+++ Material shown +++
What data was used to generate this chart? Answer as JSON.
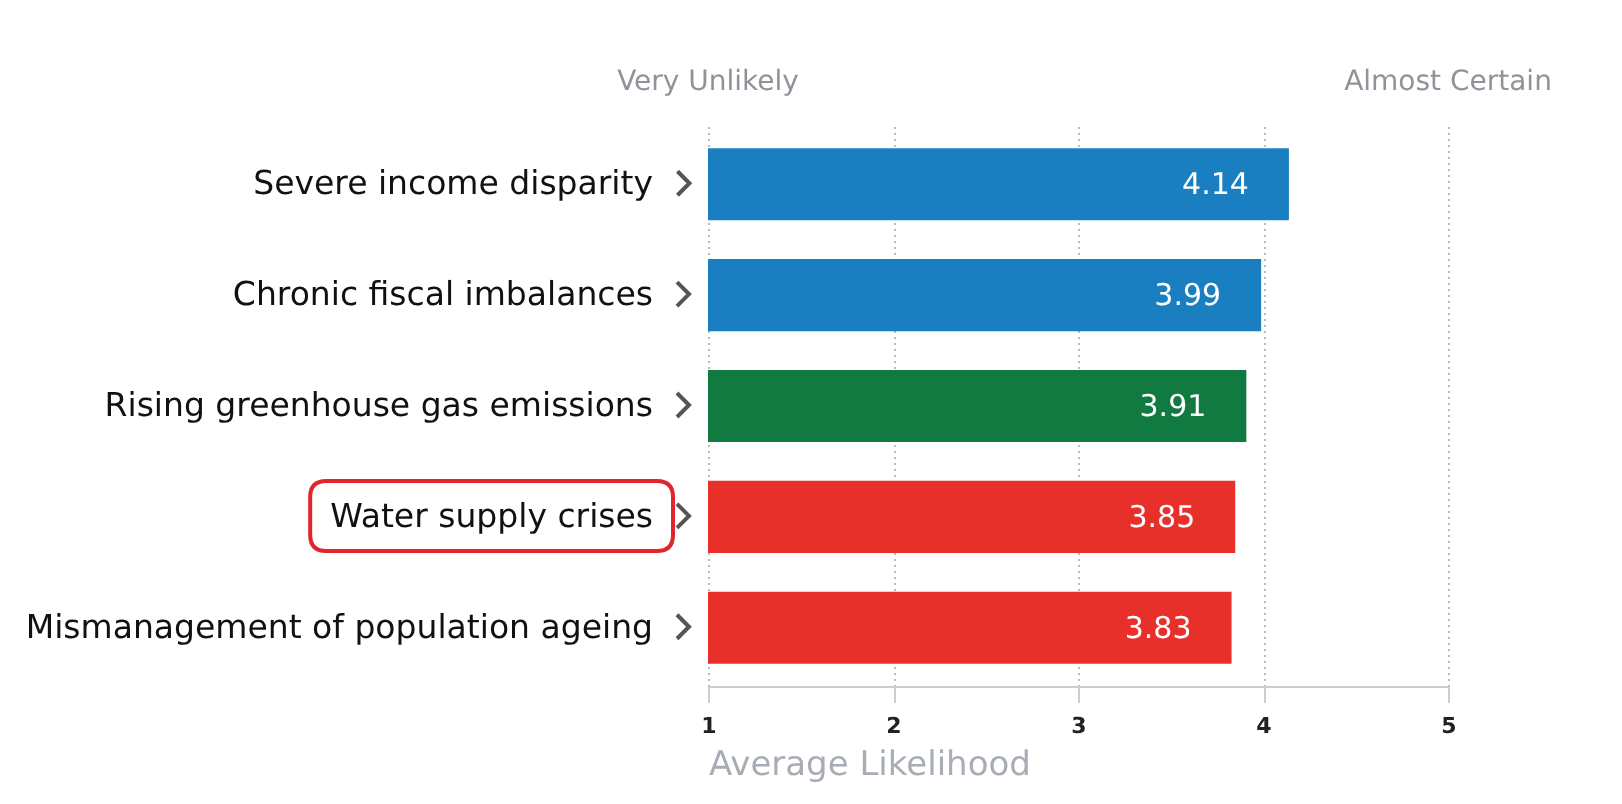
{
  "chart_data": {
    "type": "bar",
    "orientation": "horizontal",
    "categories": [
      "Severe income disparity",
      "Chronic fiscal imbalances",
      "Rising greenhouse gas emissions",
      "Water supply crises",
      "Mismanagement of population ageing"
    ],
    "values": [
      4.14,
      3.99,
      3.91,
      3.85,
      3.83
    ],
    "colors": [
      "#1a7fc1",
      "#1a7fc1",
      "#117a41",
      "#e8302a",
      "#e8302a"
    ],
    "xlim": [
      1,
      5
    ],
    "xticks": [
      1,
      2,
      3,
      4,
      5
    ],
    "xlabel": "Average Likelihood",
    "grid": "x",
    "data_labels": true,
    "annotations": [
      "Very Unlikely",
      "Almost Certain"
    ]
  }
}
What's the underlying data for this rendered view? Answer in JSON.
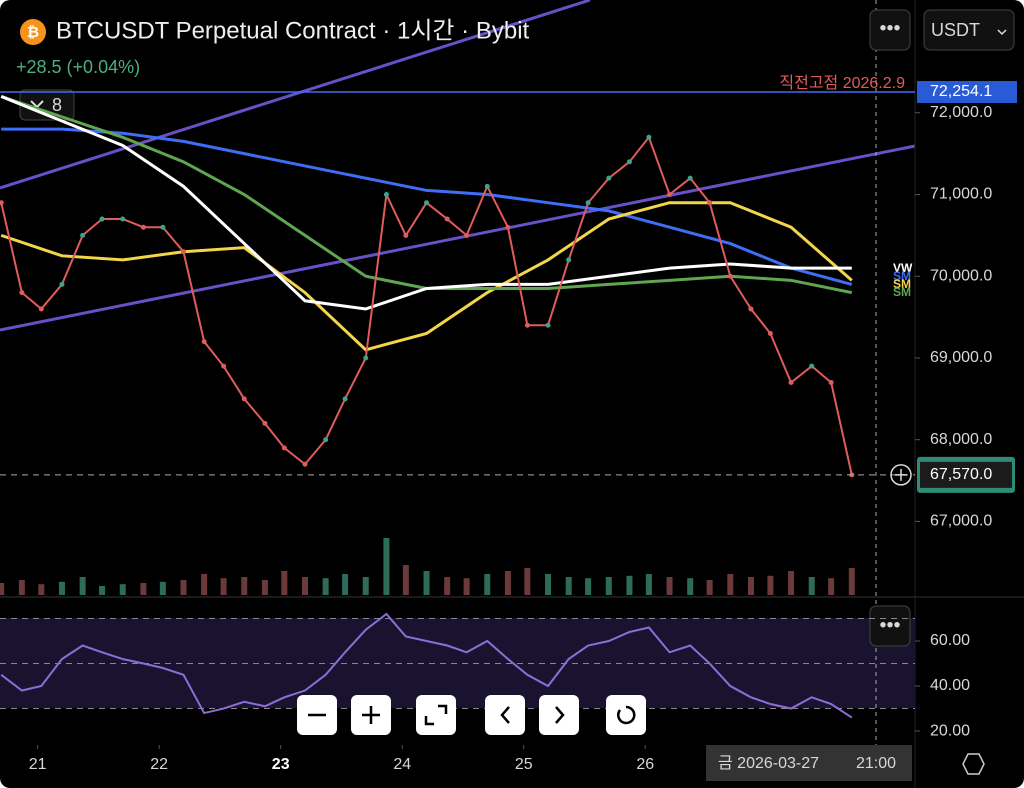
{
  "chart_data": {
    "type": "line",
    "title": "BTCUSDT Perpetual Contract · 1시간 · Bybit",
    "change": "+28.5 (+0.04%)",
    "indicator_count": "8",
    "currency": "USDT",
    "previous_high_label": "직전고점 2026.2.9",
    "previous_high": {
      "value": 72254.1,
      "label": "72,254.1"
    },
    "last_price": {
      "value": 67570,
      "label": "67,570.0"
    },
    "legend_tags": [
      "VW",
      "SM",
      "SM",
      "SM"
    ],
    "crosshair_date": "금 2026-03-27",
    "crosshair_time": "21:00",
    "xlim": [
      20.69,
      28.22
    ],
    "xticks": [
      21,
      22,
      23,
      24,
      25,
      26
    ],
    "ylim": [
      66100,
      73380
    ],
    "yticks": [
      {
        "value": 67000,
        "label": "67,000.0"
      },
      {
        "value": 68000,
        "label": "68,000.0"
      },
      {
        "value": 69000,
        "label": "69,000.0"
      },
      {
        "value": 70000,
        "label": "70,000.0"
      },
      {
        "value": 71000,
        "label": "71,000.0"
      },
      {
        "value": 72000,
        "label": "72,000.0"
      }
    ],
    "x": [
      20.7,
      20.87,
      21.03,
      21.2,
      21.37,
      21.53,
      21.7,
      21.87,
      22.03,
      22.2,
      22.37,
      22.53,
      22.7,
      22.87,
      23.03,
      23.2,
      23.37,
      23.53,
      23.7,
      23.87,
      24.03,
      24.2,
      24.37,
      24.53,
      24.7,
      24.87,
      25.03,
      25.2,
      25.37,
      25.53,
      25.7,
      25.87,
      26.03,
      26.2,
      26.37,
      26.53,
      26.7,
      26.87,
      27.03,
      27.2,
      27.37,
      27.53,
      27.7
    ],
    "price": {
      "name": "BTCUSDT",
      "color": "#e05c5c",
      "values": [
        70900,
        69800,
        69600,
        69900,
        70500,
        70700,
        70700,
        70600,
        70600,
        70300,
        69200,
        68900,
        68500,
        68200,
        67900,
        67700,
        68000,
        68500,
        69000,
        71000,
        70500,
        70900,
        70700,
        70500,
        71100,
        70600,
        69400,
        69400,
        70200,
        70900,
        71200,
        71400,
        71700,
        71000,
        71200,
        70900,
        70000,
        69600,
        69300,
        68700,
        68900,
        68700,
        67570
      ]
    },
    "volume": {
      "color": "#6b3a3a",
      "ylim": [
        0,
        100
      ],
      "values": [
        20,
        25,
        18,
        22,
        30,
        15,
        18,
        20,
        22,
        25,
        35,
        28,
        30,
        25,
        40,
        30,
        28,
        35,
        30,
        95,
        50,
        40,
        30,
        28,
        35,
        40,
        45,
        35,
        30,
        28,
        30,
        32,
        35,
        30,
        28,
        25,
        35,
        30,
        32,
        40,
        30,
        28,
        45
      ]
    },
    "series": [
      {
        "name": "SMA blue",
        "color": "#3d6ef5",
        "x": [
          20.7,
          21.2,
          21.7,
          22.2,
          22.7,
          23.2,
          23.7,
          24.2,
          24.7,
          25.2,
          25.7,
          26.2,
          26.7,
          27.2,
          27.7
        ],
        "values": [
          71800,
          71800,
          71750,
          71650,
          71500,
          71350,
          71200,
          71050,
          71000,
          70900,
          70800,
          70600,
          70400,
          70100,
          69900
        ]
      },
      {
        "name": "SMA yellow",
        "color": "#f2d54a",
        "x": [
          20.7,
          21.2,
          21.7,
          22.2,
          22.7,
          23.2,
          23.7,
          24.2,
          24.7,
          25.2,
          25.7,
          26.2,
          26.7,
          27.2,
          27.7
        ],
        "values": [
          70500,
          70250,
          70200,
          70300,
          70350,
          69800,
          69100,
          69300,
          69800,
          70200,
          70700,
          70900,
          70900,
          70600,
          69950
        ]
      },
      {
        "name": "SMA green",
        "color": "#5fa650",
        "x": [
          20.7,
          21.2,
          21.7,
          22.2,
          22.7,
          23.2,
          23.7,
          24.2,
          24.7,
          25.2,
          25.7,
          26.2,
          26.7,
          27.2,
          27.7
        ],
        "values": [
          72200,
          71950,
          71700,
          71400,
          71000,
          70500,
          70000,
          69850,
          69850,
          69850,
          69900,
          69950,
          70000,
          69950,
          69800
        ]
      },
      {
        "name": "VWAP",
        "color": "#ffffff",
        "x": [
          20.7,
          21.2,
          21.7,
          22.2,
          22.7,
          23.2,
          23.7,
          24.2,
          24.7,
          25.2,
          25.7,
          26.2,
          26.7,
          27.2,
          27.7
        ],
        "values": [
          72200,
          71900,
          71600,
          71100,
          70400,
          69700,
          69600,
          69850,
          69900,
          69900,
          70000,
          70100,
          70150,
          70100,
          70100
        ]
      }
    ],
    "rsi": {
      "color": "#8b6fd6",
      "ylim": [
        13.8,
        76
      ],
      "yticks": [
        {
          "value": 20,
          "label": "20.00"
        },
        {
          "value": 40,
          "label": "40.00"
        },
        {
          "value": 60,
          "label": "60.00"
        }
      ],
      "levels": [
        30,
        50,
        70
      ],
      "values": [
        45,
        38,
        40,
        52,
        58,
        55,
        52,
        50,
        48,
        45,
        28,
        30,
        33,
        31,
        35,
        38,
        45,
        55,
        65,
        72,
        62,
        60,
        58,
        55,
        60,
        52,
        45,
        40,
        52,
        58,
        60,
        64,
        66,
        55,
        58,
        50,
        40,
        35,
        32,
        30,
        35,
        32,
        26
      ]
    }
  }
}
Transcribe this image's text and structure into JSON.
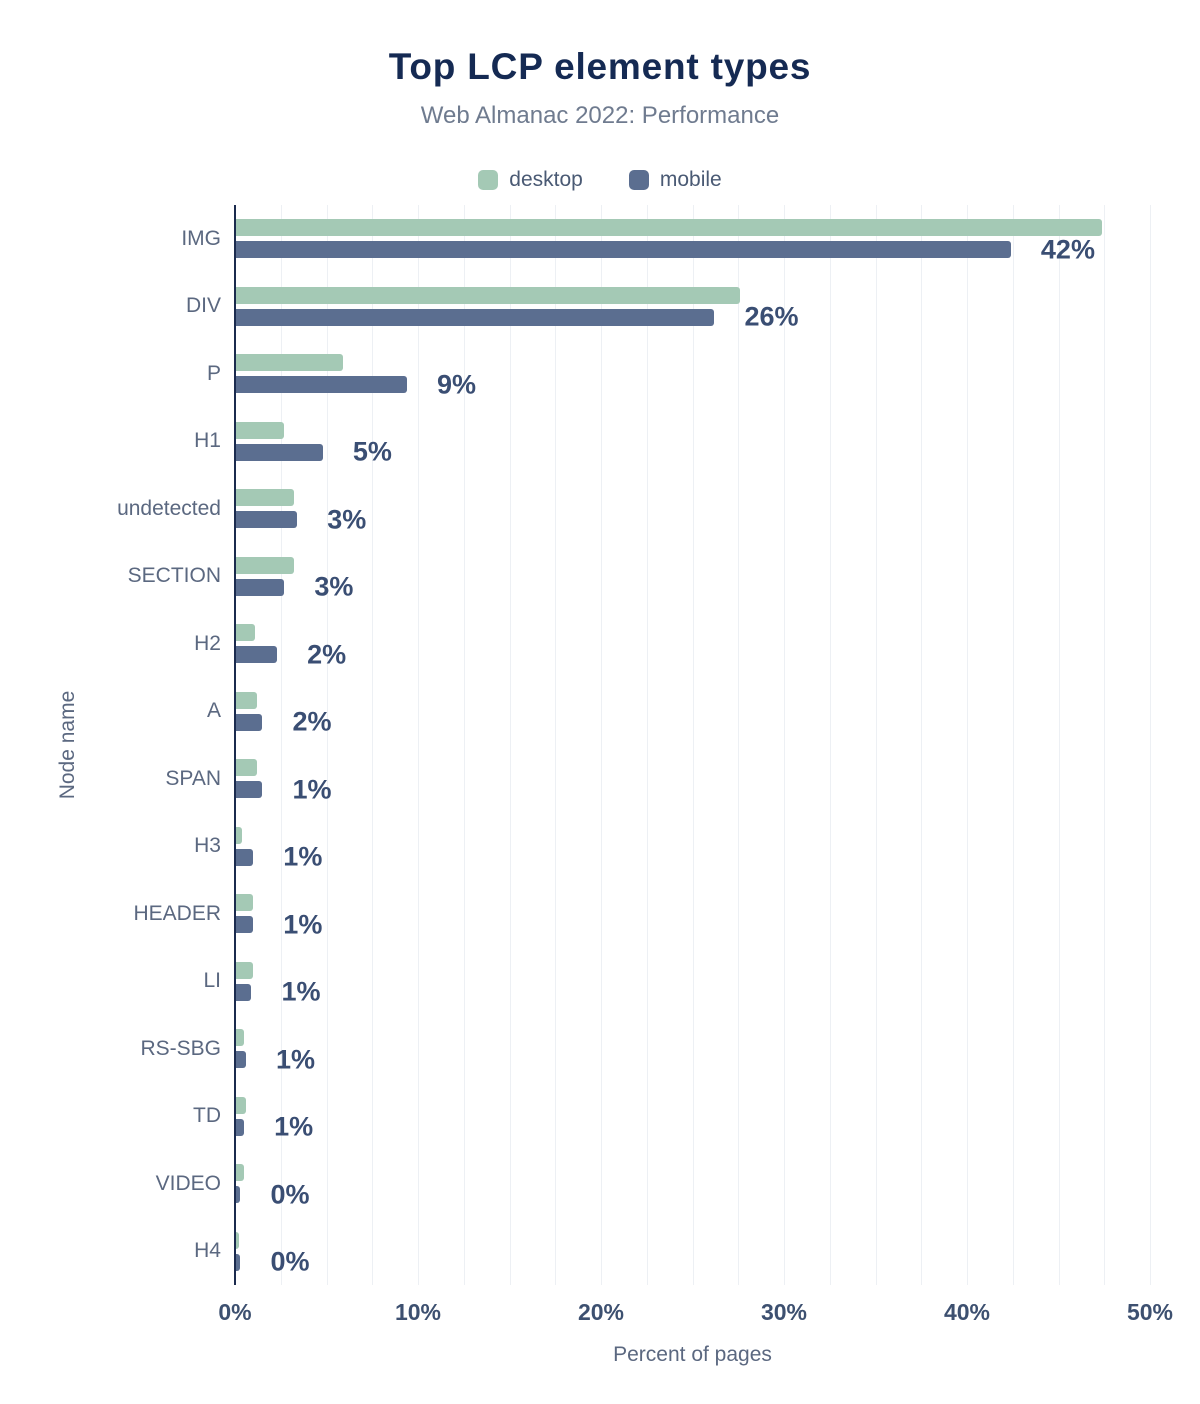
+++
Your goal — Without including the pictures, reproduce all entries exactly.

Exercise solution —
What data was used to generate this chart? Answer as JSON.
{
  "chart_data": {
    "type": "bar",
    "orientation": "horizontal",
    "categories": [
      "Severe income disparity",
      "Chronic fiscal imbalances",
      "Rising greenhouse gas emissions",
      "Water supply crises",
      "Mismanagement of population ageing"
    ],
    "values": [
      4.14,
      3.99,
      3.91,
      3.85,
      3.83
    ],
    "colors": [
      "#1a7fc1",
      "#1a7fc1",
      "#117a41",
      "#e8302a",
      "#e8302a"
    ],
    "xlim": [
      1,
      5
    ],
    "xticks": [
      1,
      2,
      3,
      4,
      5
    ],
    "xlabel": "Average Likelihood",
    "grid": "x",
    "data_labels": true,
    "annotations": [
      "Very Unlikely",
      "Almost Certain"
    ]
  }
}
What's the underlying data for this rendered view? Answer in JSON.
{
  "chart_data": {
    "type": "line",
    "title": "BTCUSDT Perpetual Contract · 1시간 · Bybit",
    "change": "+28.5 (+0.04%)",
    "indicator_count": "8",
    "currency": "USDT",
    "previous_high_label": "직전고점 2026.2.9",
    "previous_high": {
      "value": 72254.1,
      "label": "72,254.1"
    },
    "last_price": {
      "value": 67570,
      "label": "67,570.0"
    },
    "legend_tags": [
      "VW",
      "SM",
      "SM",
      "SM"
    ],
    "crosshair_date": "금 2026-03-27",
    "crosshair_time": "21:00",
    "xlim": [
      20.69,
      28.22
    ],
    "xticks": [
      21,
      22,
      23,
      24,
      25,
      26
    ],
    "ylim": [
      66100,
      73380
    ],
    "yticks": [
      {
        "value": 67000,
        "label": "67,000.0"
      },
      {
        "value": 68000,
        "label": "68,000.0"
      },
      {
        "value": 69000,
        "label": "69,000.0"
      },
      {
        "value": 70000,
        "label": "70,000.0"
      },
      {
        "value": 71000,
        "label": "71,000.0"
      },
      {
        "value": 72000,
        "label": "72,000.0"
      }
    ],
    "x": [
      20.7,
      20.87,
      21.03,
      21.2,
      21.37,
      21.53,
      21.7,
      21.87,
      22.03,
      22.2,
      22.37,
      22.53,
      22.7,
      22.87,
      23.03,
      23.2,
      23.37,
      23.53,
      23.7,
      23.87,
      24.03,
      24.2,
      24.37,
      24.53,
      24.7,
      24.87,
      25.03,
      25.2,
      25.37,
      25.53,
      25.7,
      25.87,
      26.03,
      26.2,
      26.37,
      26.53,
      26.7,
      26.87,
      27.03,
      27.2,
      27.37,
      27.53,
      27.7
    ],
    "price": {
      "name": "BTCUSDT",
      "color": "#e05c5c",
      "values": [
        70900,
        69800,
        69600,
        69900,
        70500,
        70700,
        70700,
        70600,
        70600,
        70300,
        69200,
        68900,
        68500,
        68200,
        67900,
        67700,
        68000,
        68500,
        69000,
        71000,
        70500,
        70900,
        70700,
        70500,
        71100,
        70600,
        69400,
        69400,
        70200,
        70900,
        71200,
        71400,
        71700,
        71000,
        71200,
        70900,
        70000,
        69600,
        69300,
        68700,
        68900,
        68700,
        67570
      ]
    },
    "volume": {
      "color": "#6b3a3a",
      "ylim": [
        0,
        100
      ],
      "values": [
        20,
        25,
        18,
        22,
        30,
        15,
        18,
        20,
        22,
        25,
        35,
        28,
        30,
        25,
        40,
        30,
        28,
        35,
        30,
        95,
        50,
        40,
        30,
        28,
        35,
        40,
        45,
        35,
        30,
        28,
        30,
        32,
        35,
        30,
        28,
        25,
        35,
        30,
        32,
        40,
        30,
        28,
        45
      ]
    },
    "series": [
      {
        "name": "SMA blue",
        "color": "#3d6ef5",
        "x": [
          20.7,
          21.2,
          21.7,
          22.2,
          22.7,
          23.2,
          23.7,
          24.2,
          24.7,
          25.2,
          25.7,
          26.2,
          26.7,
          27.2,
          27.7
        ],
        "values": [
          71800,
          71800,
          71750,
          71650,
          71500,
          71350,
          71200,
          71050,
          71000,
          70900,
          70800,
          70600,
          70400,
          70100,
          69900
        ]
      },
      {
        "name": "SMA yellow",
        "color": "#f2d54a",
        "x": [
          20.7,
          21.2,
          21.7,
          22.2,
          22.7,
          23.2,
          23.7,
          24.2,
          24.7,
          25.2,
          25.7,
          26.2,
          26.7,
          27.2,
          27.7
        ],
        "values": [
          70500,
          70250,
          70200,
          70300,
          70350,
          69800,
          69100,
          69300,
          69800,
          70200,
          70700,
          70900,
          70900,
          70600,
          69950
        ]
      },
      {
        "name": "SMA green",
        "color": "#5fa650",
        "x": [
          20.7,
          21.2,
          21.7,
          22.2,
          22.7,
          23.2,
          23.7,
          24.2,
          24.7,
          25.2,
          25.7,
          26.2,
          26.7,
          27.2,
          27.7
        ],
        "values": [
          72200,
          71950,
          71700,
          71400,
          71000,
          70500,
          70000,
          69850,
          69850,
          69850,
          69900,
          69950,
          70000,
          69950,
          69800
        ]
      },
      {
        "name": "VWAP",
        "color": "#ffffff",
        "x": [
          20.7,
          21.2,
          21.7,
          22.2,
          22.7,
          23.2,
          23.7,
          24.2,
          24.7,
          25.2,
          25.7,
          26.2,
          26.7,
          27.2,
          27.7
        ],
        "values": [
          72200,
          71900,
          71600,
          71100,
          70400,
          69700,
          69600,
          69850,
          69900,
          69900,
          70000,
          70100,
          70150,
          70100,
          70100
        ]
      }
    ],
    "rsi": {
      "color": "#8b6fd6",
      "ylim": [
        13.8,
        76
      ],
      "yticks": [
        {
          "value": 20,
          "label": "20.00"
        },
        {
          "value": 40,
          "label": "40.00"
        },
        {
          "value": 60,
          "label": "60.00"
        }
      ],
      "levels": [
        30,
        50,
        70
      ],
      "values": [
        45,
        38,
        40,
        52,
        58,
        55,
        52,
        50,
        48,
        45,
        28,
        30,
        33,
        31,
        35,
        38,
        45,
        55,
        65,
        72,
        62,
        60,
        58,
        55,
        60,
        52,
        45,
        40,
        52,
        58,
        60,
        64,
        66,
        55,
        58,
        50,
        40,
        35,
        32,
        30,
        35,
        32,
        26
      ]
    }
  }
}
Transcribe this image's text and structure into JSON.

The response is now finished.